===== Exercise material
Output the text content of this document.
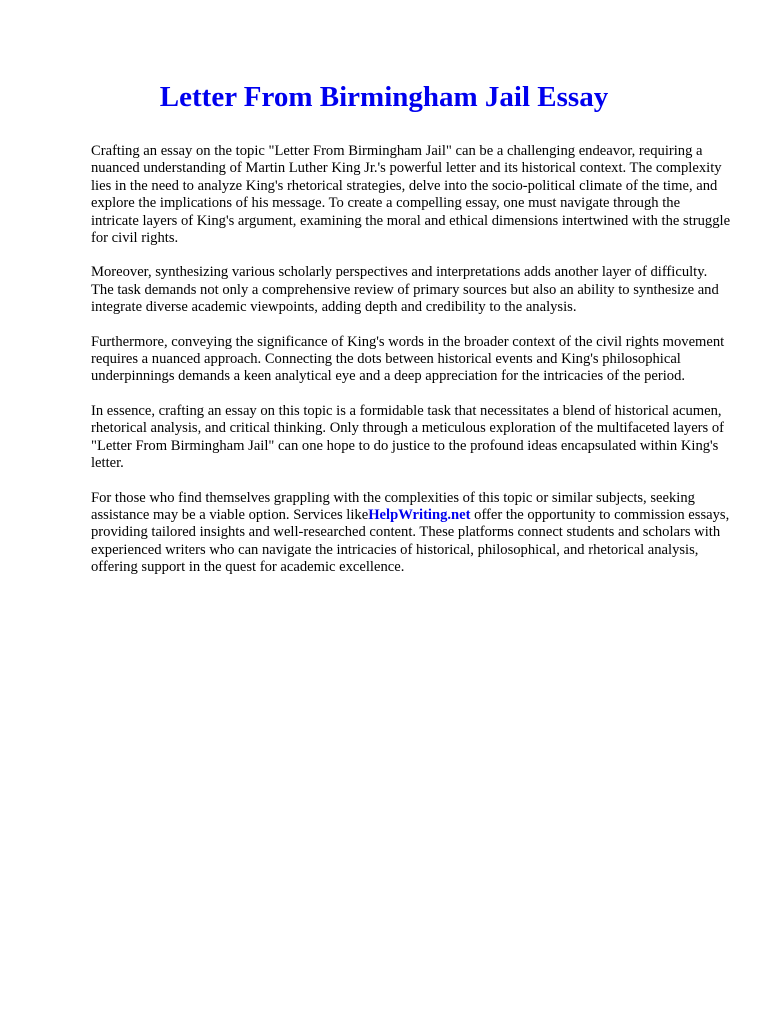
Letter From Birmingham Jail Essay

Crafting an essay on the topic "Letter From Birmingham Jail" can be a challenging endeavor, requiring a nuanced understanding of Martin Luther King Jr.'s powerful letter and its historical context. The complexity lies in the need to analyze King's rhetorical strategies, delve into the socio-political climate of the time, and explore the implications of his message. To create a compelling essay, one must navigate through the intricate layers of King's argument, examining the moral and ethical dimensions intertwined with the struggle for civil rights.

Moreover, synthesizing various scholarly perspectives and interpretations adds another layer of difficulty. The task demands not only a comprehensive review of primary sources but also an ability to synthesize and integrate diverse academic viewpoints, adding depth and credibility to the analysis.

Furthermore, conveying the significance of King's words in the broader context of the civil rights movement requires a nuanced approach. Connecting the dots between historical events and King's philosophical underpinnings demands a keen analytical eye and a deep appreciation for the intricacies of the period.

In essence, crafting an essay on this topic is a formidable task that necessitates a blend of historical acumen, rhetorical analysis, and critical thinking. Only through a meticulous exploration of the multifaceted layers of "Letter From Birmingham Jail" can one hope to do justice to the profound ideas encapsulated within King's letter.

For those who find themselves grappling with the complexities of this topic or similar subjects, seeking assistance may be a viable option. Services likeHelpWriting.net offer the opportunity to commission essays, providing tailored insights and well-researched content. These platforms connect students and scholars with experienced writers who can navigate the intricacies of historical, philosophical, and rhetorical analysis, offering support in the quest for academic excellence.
==========
===== Exercise material
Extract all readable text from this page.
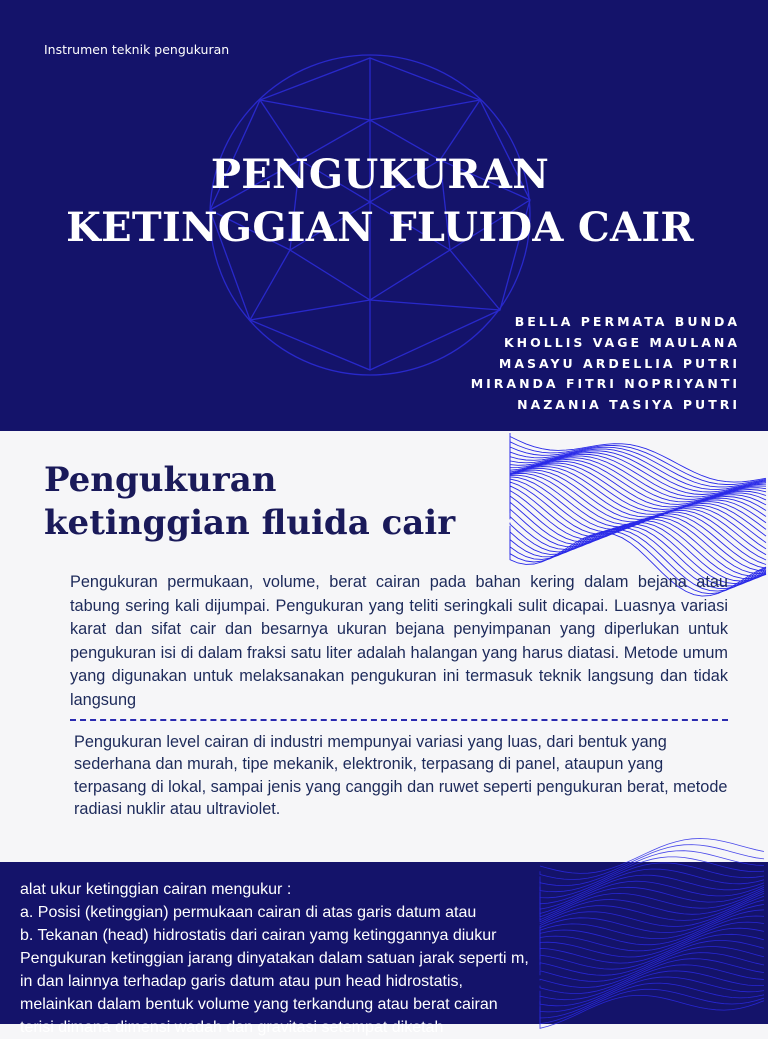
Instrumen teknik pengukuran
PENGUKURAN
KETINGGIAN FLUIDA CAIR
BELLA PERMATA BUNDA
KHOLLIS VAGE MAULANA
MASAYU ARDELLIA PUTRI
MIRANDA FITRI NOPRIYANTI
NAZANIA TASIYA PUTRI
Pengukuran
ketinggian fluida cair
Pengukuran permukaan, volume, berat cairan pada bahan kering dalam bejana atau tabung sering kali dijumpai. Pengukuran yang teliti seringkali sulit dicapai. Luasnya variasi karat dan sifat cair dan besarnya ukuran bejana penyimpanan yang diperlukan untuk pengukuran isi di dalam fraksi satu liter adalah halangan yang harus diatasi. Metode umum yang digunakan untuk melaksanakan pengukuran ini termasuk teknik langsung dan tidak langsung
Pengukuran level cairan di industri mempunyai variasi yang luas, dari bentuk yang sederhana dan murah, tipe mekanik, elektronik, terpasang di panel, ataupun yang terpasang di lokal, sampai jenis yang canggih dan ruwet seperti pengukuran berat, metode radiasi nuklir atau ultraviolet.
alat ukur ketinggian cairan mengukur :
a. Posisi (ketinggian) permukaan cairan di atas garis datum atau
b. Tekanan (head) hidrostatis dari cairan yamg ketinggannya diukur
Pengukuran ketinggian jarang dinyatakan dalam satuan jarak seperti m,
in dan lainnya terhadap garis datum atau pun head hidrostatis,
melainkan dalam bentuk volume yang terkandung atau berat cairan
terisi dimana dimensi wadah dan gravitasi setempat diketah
==========
## Given instruction
Find each line that has the word "this", then copy it out.

## Response
Output the text content of this document.
In essence, crafting an essay on this topic is a formidable task that necessitates a blend of historical acumen, rhetorical analysis, and critical thinking. Only through a meticulous exploration of the multifaceted layers of "Letter From Birmingham Jail" can one hope to do justice to the profound ideas encapsulated within King's letter.
For those who find themselves grappling with the complexities of this topic or similar subjects, seeking assistance may be a viable option. Services likeHelpWriting.net offer the opportunity to commission essays, providing tailored insights and well-researched content. These platforms connect students and scholars with experienced writers who can navigate the intricacies of historical, philosophical, and rhetorical analysis, offering support in the quest for academic excellence.
Extract all readable text from this page.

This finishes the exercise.